[Dataset items]
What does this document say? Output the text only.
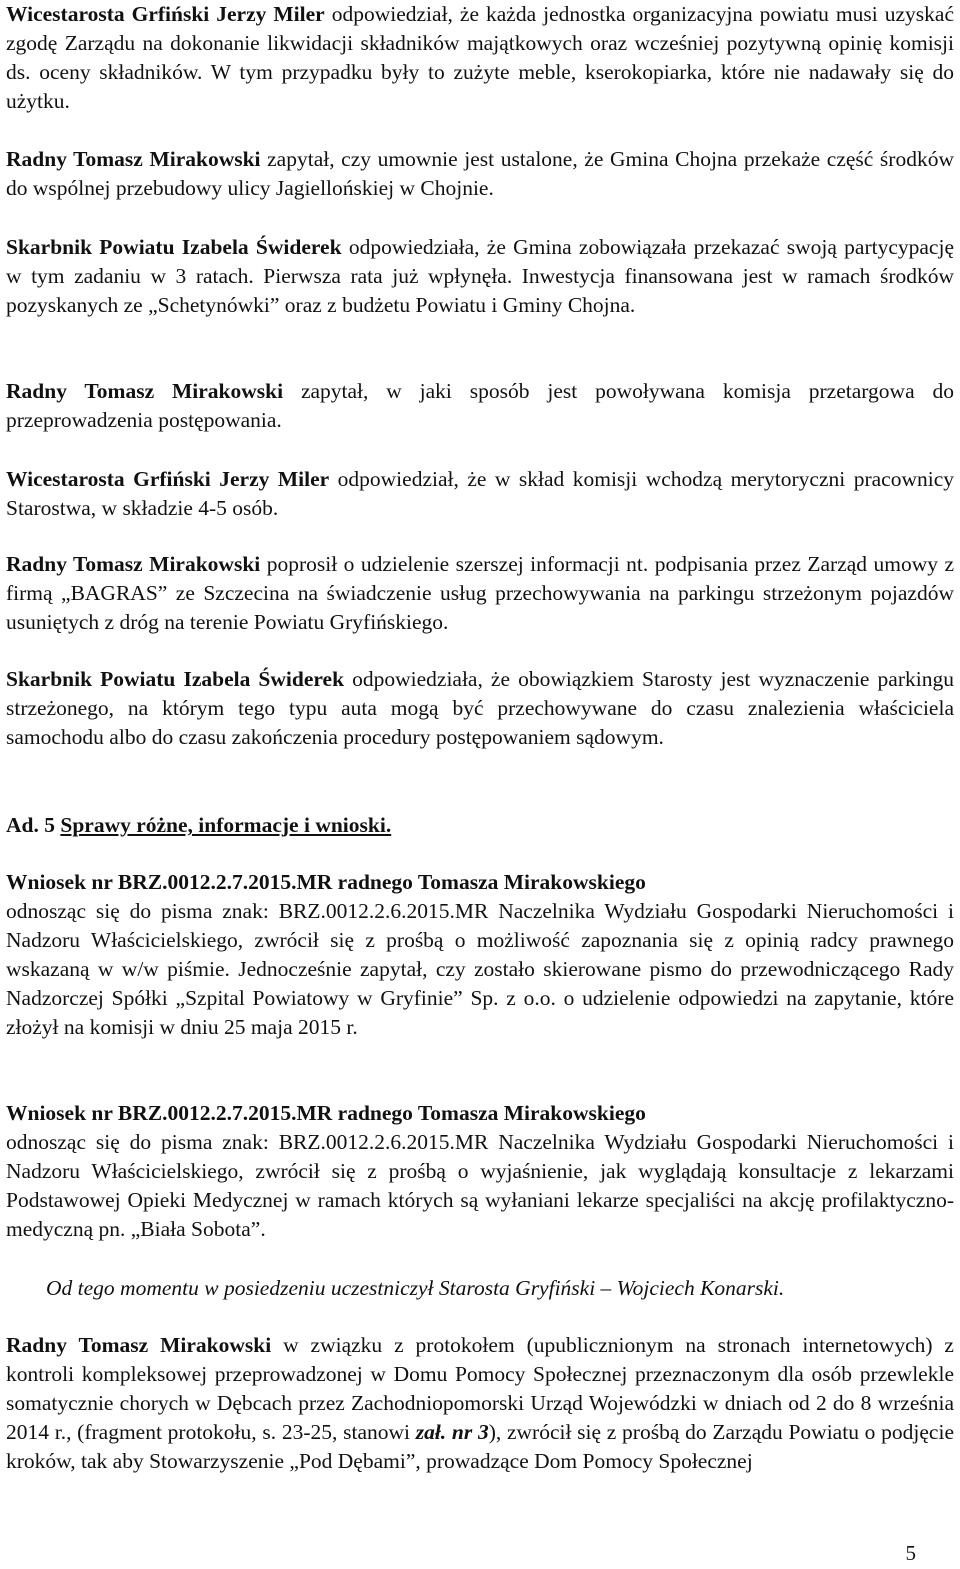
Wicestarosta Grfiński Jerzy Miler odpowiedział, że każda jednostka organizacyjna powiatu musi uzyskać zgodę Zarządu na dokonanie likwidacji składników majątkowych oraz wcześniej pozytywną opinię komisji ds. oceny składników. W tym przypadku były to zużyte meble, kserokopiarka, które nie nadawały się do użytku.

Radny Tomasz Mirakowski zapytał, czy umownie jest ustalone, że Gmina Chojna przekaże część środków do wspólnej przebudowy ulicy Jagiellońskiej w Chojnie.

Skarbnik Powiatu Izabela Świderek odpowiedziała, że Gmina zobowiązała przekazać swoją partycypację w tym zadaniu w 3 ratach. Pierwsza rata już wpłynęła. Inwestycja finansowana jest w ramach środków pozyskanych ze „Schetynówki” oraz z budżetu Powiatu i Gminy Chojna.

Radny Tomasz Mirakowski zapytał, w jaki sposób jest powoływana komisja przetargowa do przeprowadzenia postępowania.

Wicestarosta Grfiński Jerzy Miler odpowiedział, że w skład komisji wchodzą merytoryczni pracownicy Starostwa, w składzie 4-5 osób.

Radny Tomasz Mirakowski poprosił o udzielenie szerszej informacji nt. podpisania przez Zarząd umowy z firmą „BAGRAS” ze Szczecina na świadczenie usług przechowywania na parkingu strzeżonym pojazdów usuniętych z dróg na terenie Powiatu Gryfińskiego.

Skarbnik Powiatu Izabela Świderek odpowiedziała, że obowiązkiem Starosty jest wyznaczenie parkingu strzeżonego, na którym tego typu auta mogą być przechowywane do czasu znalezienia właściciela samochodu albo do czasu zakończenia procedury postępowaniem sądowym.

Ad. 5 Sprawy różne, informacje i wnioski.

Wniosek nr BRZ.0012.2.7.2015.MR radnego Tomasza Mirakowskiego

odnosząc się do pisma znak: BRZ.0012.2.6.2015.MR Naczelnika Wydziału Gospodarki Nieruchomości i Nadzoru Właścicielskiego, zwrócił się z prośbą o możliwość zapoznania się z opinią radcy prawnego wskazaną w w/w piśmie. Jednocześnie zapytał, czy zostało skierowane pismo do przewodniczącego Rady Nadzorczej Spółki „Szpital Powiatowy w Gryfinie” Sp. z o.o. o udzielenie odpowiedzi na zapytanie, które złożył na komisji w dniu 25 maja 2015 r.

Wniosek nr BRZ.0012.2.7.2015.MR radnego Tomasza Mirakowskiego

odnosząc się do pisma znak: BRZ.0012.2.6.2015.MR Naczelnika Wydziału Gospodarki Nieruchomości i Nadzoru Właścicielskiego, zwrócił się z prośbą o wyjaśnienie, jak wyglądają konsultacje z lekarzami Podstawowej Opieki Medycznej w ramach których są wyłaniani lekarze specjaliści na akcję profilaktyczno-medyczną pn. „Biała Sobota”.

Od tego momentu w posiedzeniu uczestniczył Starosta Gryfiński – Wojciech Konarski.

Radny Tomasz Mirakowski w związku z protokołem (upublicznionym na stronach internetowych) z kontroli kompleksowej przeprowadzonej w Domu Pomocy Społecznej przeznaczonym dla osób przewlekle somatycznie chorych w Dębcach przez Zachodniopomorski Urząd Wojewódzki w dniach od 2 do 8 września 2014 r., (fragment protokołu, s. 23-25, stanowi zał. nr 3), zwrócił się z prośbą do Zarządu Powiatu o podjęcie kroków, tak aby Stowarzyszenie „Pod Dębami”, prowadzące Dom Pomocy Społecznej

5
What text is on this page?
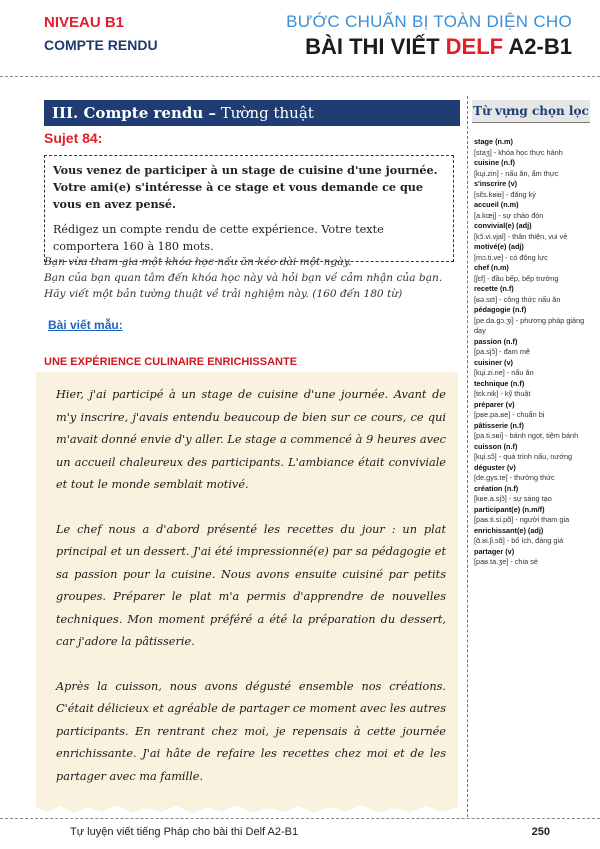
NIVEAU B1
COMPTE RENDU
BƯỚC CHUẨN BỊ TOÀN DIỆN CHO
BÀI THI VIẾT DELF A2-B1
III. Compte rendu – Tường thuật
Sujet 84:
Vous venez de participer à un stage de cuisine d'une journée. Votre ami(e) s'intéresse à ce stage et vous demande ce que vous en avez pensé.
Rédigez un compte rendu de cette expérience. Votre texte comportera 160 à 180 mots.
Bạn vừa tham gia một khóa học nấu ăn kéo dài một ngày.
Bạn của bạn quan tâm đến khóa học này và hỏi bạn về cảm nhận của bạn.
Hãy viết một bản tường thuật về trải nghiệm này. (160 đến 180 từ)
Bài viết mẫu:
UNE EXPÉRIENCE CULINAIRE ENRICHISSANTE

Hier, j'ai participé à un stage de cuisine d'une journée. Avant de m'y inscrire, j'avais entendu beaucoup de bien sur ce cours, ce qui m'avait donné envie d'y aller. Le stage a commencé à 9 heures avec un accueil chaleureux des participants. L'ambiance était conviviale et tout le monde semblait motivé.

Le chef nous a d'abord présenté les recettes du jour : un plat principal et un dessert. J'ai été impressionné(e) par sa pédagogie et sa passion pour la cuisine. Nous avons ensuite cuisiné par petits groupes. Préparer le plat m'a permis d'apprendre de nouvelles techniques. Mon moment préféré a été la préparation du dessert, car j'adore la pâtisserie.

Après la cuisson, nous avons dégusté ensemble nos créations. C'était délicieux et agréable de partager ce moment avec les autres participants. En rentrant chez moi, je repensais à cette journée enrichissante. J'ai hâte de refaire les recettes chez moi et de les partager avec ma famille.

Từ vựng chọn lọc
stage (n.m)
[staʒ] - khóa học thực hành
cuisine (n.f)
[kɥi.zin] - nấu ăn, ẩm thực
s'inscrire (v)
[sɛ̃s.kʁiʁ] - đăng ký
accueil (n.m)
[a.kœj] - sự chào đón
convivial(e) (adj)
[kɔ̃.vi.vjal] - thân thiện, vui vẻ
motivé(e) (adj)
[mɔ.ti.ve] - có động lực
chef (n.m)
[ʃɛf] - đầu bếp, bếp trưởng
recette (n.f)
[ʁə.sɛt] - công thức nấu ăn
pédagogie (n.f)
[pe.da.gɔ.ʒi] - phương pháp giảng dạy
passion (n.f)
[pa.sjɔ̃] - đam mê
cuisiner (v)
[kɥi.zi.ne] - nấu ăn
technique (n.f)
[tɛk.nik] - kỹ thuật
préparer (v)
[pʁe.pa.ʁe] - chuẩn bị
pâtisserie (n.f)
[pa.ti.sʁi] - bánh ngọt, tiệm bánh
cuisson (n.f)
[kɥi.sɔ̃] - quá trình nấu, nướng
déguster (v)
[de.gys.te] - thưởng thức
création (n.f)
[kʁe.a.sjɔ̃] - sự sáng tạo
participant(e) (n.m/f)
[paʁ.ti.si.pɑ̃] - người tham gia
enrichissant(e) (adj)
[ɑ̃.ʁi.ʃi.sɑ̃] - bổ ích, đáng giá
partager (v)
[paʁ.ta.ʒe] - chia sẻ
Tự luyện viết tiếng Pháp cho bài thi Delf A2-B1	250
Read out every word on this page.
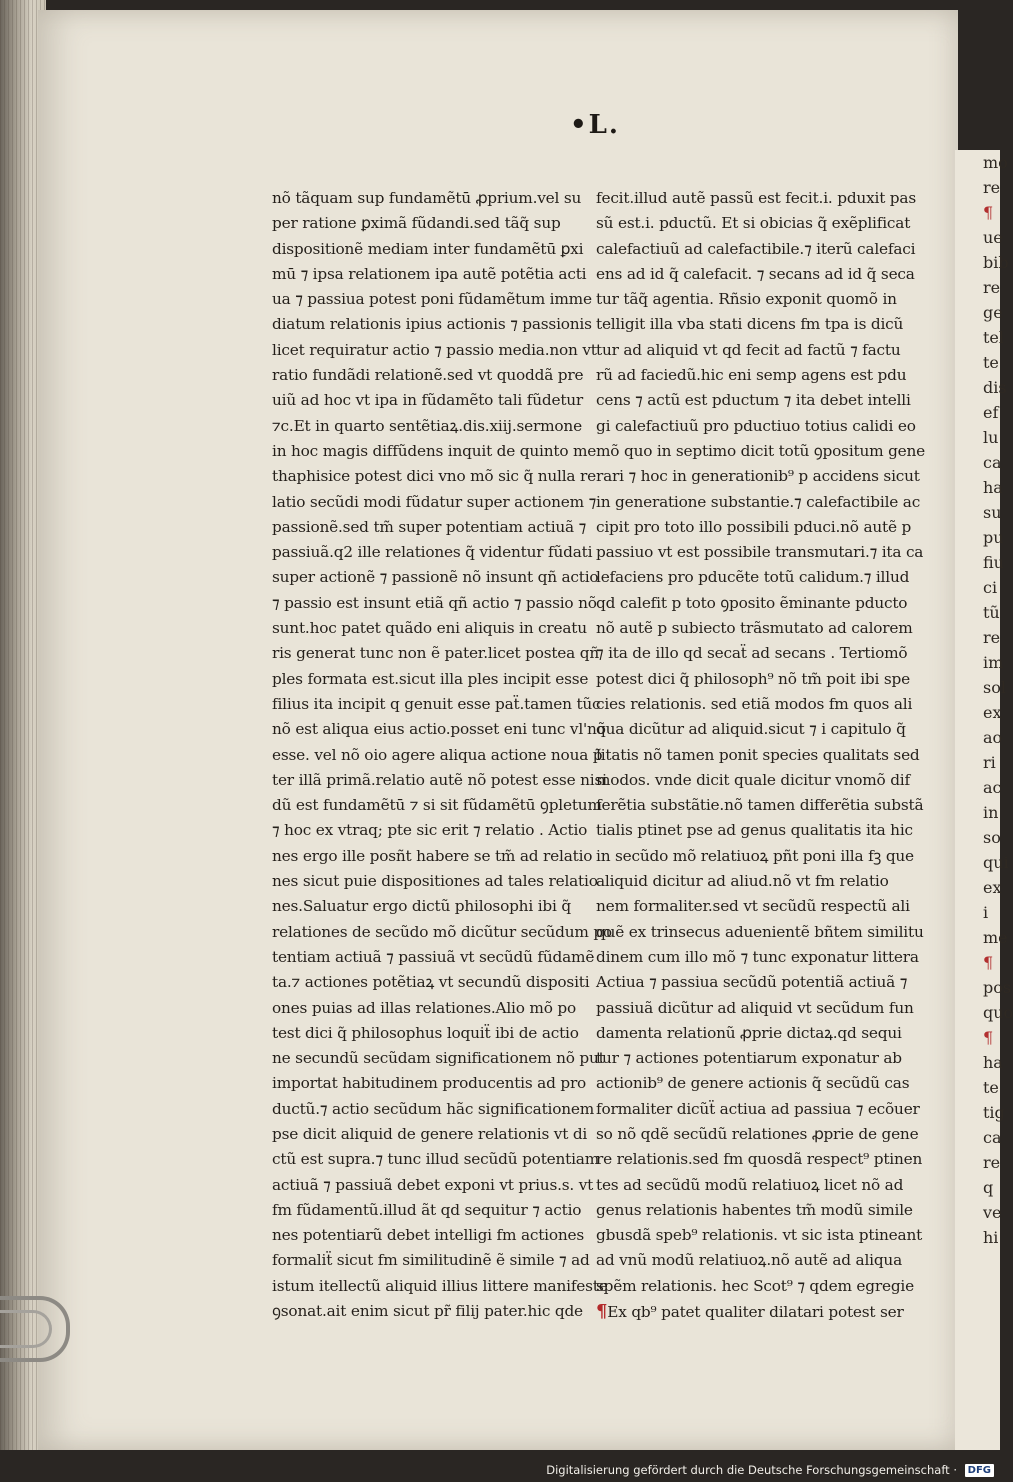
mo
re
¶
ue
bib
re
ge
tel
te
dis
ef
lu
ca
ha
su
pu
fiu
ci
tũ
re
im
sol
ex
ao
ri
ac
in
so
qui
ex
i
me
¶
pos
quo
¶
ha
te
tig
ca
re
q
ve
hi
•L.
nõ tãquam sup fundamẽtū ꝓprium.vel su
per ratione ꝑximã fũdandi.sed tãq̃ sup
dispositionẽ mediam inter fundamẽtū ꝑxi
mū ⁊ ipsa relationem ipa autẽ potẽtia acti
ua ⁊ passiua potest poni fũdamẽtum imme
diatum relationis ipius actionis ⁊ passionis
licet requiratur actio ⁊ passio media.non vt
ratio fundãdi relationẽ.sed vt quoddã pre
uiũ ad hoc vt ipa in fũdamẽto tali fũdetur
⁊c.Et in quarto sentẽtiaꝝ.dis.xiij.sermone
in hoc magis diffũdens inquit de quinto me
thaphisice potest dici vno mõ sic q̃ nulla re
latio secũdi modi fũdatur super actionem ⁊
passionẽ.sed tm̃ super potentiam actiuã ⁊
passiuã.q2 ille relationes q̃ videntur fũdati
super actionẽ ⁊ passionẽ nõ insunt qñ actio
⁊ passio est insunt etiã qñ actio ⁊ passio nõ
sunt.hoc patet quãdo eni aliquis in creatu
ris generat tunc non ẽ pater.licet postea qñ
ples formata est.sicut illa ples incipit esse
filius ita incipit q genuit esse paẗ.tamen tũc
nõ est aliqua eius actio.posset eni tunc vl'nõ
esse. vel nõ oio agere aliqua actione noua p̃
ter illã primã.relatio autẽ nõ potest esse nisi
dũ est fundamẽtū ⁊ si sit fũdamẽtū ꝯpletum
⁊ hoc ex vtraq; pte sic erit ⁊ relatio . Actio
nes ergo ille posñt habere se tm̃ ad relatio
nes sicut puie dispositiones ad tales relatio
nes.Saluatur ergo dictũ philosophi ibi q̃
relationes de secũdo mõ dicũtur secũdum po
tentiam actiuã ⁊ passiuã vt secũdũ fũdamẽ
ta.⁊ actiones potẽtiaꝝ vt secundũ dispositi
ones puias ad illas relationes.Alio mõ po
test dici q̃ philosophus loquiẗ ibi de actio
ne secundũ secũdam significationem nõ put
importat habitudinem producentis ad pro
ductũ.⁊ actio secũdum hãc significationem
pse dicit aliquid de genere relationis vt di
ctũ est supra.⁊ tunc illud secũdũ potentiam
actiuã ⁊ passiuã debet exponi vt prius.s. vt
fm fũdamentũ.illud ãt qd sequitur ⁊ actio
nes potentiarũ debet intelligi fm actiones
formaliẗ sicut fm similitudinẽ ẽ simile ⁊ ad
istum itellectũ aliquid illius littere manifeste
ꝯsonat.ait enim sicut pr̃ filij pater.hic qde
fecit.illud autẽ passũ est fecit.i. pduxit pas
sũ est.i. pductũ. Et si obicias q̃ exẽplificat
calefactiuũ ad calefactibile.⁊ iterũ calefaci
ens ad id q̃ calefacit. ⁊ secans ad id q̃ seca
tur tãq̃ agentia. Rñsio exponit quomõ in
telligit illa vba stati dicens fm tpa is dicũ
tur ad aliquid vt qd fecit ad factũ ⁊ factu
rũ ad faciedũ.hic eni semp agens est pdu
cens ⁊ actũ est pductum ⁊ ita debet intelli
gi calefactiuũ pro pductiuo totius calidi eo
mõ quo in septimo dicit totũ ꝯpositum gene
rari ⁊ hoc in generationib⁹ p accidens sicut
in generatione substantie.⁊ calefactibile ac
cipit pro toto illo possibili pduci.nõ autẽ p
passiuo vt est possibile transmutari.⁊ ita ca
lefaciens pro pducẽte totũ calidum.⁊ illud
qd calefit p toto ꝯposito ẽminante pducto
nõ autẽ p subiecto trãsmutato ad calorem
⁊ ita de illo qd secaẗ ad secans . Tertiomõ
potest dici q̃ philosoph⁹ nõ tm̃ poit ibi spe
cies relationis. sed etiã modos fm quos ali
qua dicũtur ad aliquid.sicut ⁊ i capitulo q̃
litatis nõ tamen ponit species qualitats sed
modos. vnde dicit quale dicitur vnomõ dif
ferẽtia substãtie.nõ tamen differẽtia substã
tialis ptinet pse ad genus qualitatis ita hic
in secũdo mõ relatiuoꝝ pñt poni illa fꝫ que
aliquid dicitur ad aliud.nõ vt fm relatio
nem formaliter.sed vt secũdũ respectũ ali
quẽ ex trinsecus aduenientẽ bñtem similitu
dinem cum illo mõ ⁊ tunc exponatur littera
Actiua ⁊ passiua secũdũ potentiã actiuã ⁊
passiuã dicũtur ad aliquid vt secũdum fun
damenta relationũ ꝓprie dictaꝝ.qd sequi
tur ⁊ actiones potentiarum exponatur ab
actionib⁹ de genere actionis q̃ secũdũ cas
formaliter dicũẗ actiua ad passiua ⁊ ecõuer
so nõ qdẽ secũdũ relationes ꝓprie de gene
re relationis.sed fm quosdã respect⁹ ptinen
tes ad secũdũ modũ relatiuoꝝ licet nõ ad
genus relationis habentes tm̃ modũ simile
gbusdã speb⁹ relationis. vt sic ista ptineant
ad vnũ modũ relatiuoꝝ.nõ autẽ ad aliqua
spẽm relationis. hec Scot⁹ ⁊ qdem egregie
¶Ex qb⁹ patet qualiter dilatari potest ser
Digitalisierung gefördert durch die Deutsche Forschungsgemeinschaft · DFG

- [DO THIS] Count how many lines of the material hold the string "secans". Give the number and nothing more.

- [WRITTEN SOLUTION] 2